Input data:
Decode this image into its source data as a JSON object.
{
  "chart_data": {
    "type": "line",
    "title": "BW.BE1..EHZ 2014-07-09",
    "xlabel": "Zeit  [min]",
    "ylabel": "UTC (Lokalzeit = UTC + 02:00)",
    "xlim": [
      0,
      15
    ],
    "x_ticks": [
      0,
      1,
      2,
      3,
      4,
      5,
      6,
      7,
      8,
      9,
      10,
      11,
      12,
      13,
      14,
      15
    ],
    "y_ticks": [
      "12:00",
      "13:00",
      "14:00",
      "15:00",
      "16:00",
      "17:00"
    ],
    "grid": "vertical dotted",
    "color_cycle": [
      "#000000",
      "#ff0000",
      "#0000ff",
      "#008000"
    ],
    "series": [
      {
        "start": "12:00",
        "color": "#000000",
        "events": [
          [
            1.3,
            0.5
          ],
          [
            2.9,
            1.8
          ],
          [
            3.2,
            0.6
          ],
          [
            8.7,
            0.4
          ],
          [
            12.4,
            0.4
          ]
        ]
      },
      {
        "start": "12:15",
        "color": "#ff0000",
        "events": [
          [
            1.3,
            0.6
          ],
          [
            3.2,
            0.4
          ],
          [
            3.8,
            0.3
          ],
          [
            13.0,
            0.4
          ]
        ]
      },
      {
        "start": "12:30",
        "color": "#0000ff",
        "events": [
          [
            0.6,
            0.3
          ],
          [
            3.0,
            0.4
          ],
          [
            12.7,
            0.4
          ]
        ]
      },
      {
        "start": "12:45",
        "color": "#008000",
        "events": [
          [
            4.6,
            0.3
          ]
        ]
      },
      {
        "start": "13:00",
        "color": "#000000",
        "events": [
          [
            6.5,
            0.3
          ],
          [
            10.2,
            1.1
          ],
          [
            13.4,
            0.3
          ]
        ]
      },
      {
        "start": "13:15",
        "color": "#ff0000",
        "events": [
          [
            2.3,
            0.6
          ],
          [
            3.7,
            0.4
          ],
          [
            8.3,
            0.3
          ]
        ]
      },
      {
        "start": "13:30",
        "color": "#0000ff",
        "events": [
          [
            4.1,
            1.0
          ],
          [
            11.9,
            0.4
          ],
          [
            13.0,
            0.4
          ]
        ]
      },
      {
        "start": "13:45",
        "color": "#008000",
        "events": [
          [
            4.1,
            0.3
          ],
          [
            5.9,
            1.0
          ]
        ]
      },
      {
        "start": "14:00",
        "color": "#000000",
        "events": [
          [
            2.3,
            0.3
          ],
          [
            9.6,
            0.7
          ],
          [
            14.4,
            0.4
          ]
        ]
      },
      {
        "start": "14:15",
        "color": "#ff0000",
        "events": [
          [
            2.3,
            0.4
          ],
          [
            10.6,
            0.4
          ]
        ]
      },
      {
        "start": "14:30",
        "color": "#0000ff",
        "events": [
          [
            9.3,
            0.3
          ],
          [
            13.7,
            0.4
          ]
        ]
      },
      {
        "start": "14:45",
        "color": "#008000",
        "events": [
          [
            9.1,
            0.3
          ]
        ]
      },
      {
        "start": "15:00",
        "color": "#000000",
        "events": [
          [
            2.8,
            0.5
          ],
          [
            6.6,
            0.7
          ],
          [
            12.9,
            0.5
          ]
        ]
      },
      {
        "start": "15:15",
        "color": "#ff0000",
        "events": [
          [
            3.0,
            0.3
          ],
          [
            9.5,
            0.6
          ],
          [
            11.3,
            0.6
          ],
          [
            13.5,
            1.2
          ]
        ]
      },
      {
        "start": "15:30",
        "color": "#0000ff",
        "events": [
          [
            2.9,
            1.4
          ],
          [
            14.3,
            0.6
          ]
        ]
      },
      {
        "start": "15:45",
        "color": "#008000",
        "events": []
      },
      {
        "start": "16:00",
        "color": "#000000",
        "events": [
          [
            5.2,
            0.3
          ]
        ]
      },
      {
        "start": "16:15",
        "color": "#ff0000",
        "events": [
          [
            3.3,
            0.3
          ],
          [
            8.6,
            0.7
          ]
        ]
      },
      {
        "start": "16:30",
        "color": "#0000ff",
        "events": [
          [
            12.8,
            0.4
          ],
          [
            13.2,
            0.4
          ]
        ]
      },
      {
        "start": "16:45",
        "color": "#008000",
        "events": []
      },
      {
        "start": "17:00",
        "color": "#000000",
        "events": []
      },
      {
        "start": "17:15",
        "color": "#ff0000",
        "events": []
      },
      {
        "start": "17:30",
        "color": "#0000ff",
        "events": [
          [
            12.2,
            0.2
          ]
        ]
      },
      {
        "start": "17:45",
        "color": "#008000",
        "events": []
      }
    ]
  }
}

Required task: Extract each line of the material exactly as it stands.

Exercise result:
Decode this image into its source data as a JSON object.
{
  "chart_data": {
    "type": "line",
    "title": "BW.BE1..EHZ 2014-07-09",
    "xlabel": "Zeit  [min]",
    "ylabel": "UTC (Lokalzeit = UTC + 02:00)",
    "xlim": [
      0,
      15
    ],
    "x_ticks": [
      0,
      1,
      2,
      3,
      4,
      5,
      6,
      7,
      8,
      9,
      10,
      11,
      12,
      13,
      14,
      15
    ],
    "y_ticks": [
      "12:00",
      "13:00",
      "14:00",
      "15:00",
      "16:00",
      "17:00"
    ],
    "grid": "vertical dotted",
    "color_cycle": [
      "#000000",
      "#ff0000",
      "#0000ff",
      "#008000"
    ],
    "series": [
      {
        "start": "12:00",
        "color": "#000000",
        "events": [
          [
            1.3,
            0.5
          ],
          [
            2.9,
            1.8
          ],
          [
            3.2,
            0.6
          ],
          [
            8.7,
            0.4
          ],
          [
            12.4,
            0.4
          ]
        ]
      },
      {
        "start": "12:15",
        "color": "#ff0000",
        "events": [
          [
            1.3,
            0.6
          ],
          [
            3.2,
            0.4
          ],
          [
            3.8,
            0.3
          ],
          [
            13.0,
            0.4
          ]
        ]
      },
      {
        "start": "12:30",
        "color": "#0000ff",
        "events": [
          [
            0.6,
            0.3
          ],
          [
            3.0,
            0.4
          ],
          [
            12.7,
            0.4
          ]
        ]
      },
      {
        "start": "12:45",
        "color": "#008000",
        "events": [
          [
            4.6,
            0.3
          ]
        ]
      },
      {
        "start": "13:00",
        "color": "#000000",
        "events": [
          [
            6.5,
            0.3
          ],
          [
            10.2,
            1.1
          ],
          [
            13.4,
            0.3
          ]
        ]
      },
      {
        "start": "13:15",
        "color": "#ff0000",
        "events": [
          [
            2.3,
            0.6
          ],
          [
            3.7,
            0.4
          ],
          [
            8.3,
            0.3
          ]
        ]
      },
      {
        "start": "13:30",
        "color": "#0000ff",
        "events": [
          [
            4.1,
            1.0
          ],
          [
            11.9,
            0.4
          ],
          [
            13.0,
            0.4
          ]
        ]
      },
      {
        "start": "13:45",
        "color": "#008000",
        "events": [
          [
            4.1,
            0.3
          ],
          [
            5.9,
            1.0
          ]
        ]
      },
      {
        "start": "14:00",
        "color": "#000000",
        "events": [
          [
            2.3,
            0.3
          ],
          [
            9.6,
            0.7
          ],
          [
            14.4,
            0.4
          ]
        ]
      },
      {
        "start": "14:15",
        "color": "#ff0000",
        "events": [
          [
            2.3,
            0.4
          ],
          [
            10.6,
            0.4
          ]
        ]
      },
      {
        "start": "14:30",
        "color": "#0000ff",
        "events": [
          [
            9.3,
            0.3
          ],
          [
            13.7,
            0.4
          ]
        ]
      },
      {
        "start": "14:45",
        "color": "#008000",
        "events": [
          [
            9.1,
            0.3
          ]
        ]
      },
      {
        "start": "15:00",
        "color": "#000000",
        "events": [
          [
            2.8,
            0.5
          ],
          [
            6.6,
            0.7
          ],
          [
            12.9,
            0.5
          ]
        ]
      },
      {
        "start": "15:15",
        "color": "#ff0000",
        "events": [
          [
            3.0,
            0.3
          ],
          [
            9.5,
            0.6
          ],
          [
            11.3,
            0.6
          ],
          [
            13.5,
            1.2
          ]
        ]
      },
      {
        "start": "15:30",
        "color": "#0000ff",
        "events": [
          [
            2.9,
            1.4
          ],
          [
            14.3,
            0.6
          ]
        ]
      },
      {
        "start": "15:45",
        "color": "#008000",
        "events": []
      },
      {
        "start": "16:00",
        "color": "#000000",
        "events": [
          [
            5.2,
            0.3
          ]
        ]
      },
      {
        "start": "16:15",
        "color": "#ff0000",
        "events": [
          [
            3.3,
            0.3
          ],
          [
            8.6,
            0.7
          ]
        ]
      },
      {
        "start": "16:30",
        "color": "#0000ff",
        "events": [
          [
            12.8,
            0.4
          ],
          [
            13.2,
            0.4
          ]
        ]
      },
      {
        "start": "16:45",
        "color": "#008000",
        "events": []
      },
      {
        "start": "17:00",
        "color": "#000000",
        "events": []
      },
      {
        "start": "17:15",
        "color": "#ff0000",
        "events": []
      },
      {
        "start": "17:30",
        "color": "#0000ff",
        "events": [
          [
            12.2,
            0.2
          ]
        ]
      },
      {
        "start": "17:45",
        "color": "#008000",
        "events": []
      }
    ]
  }
}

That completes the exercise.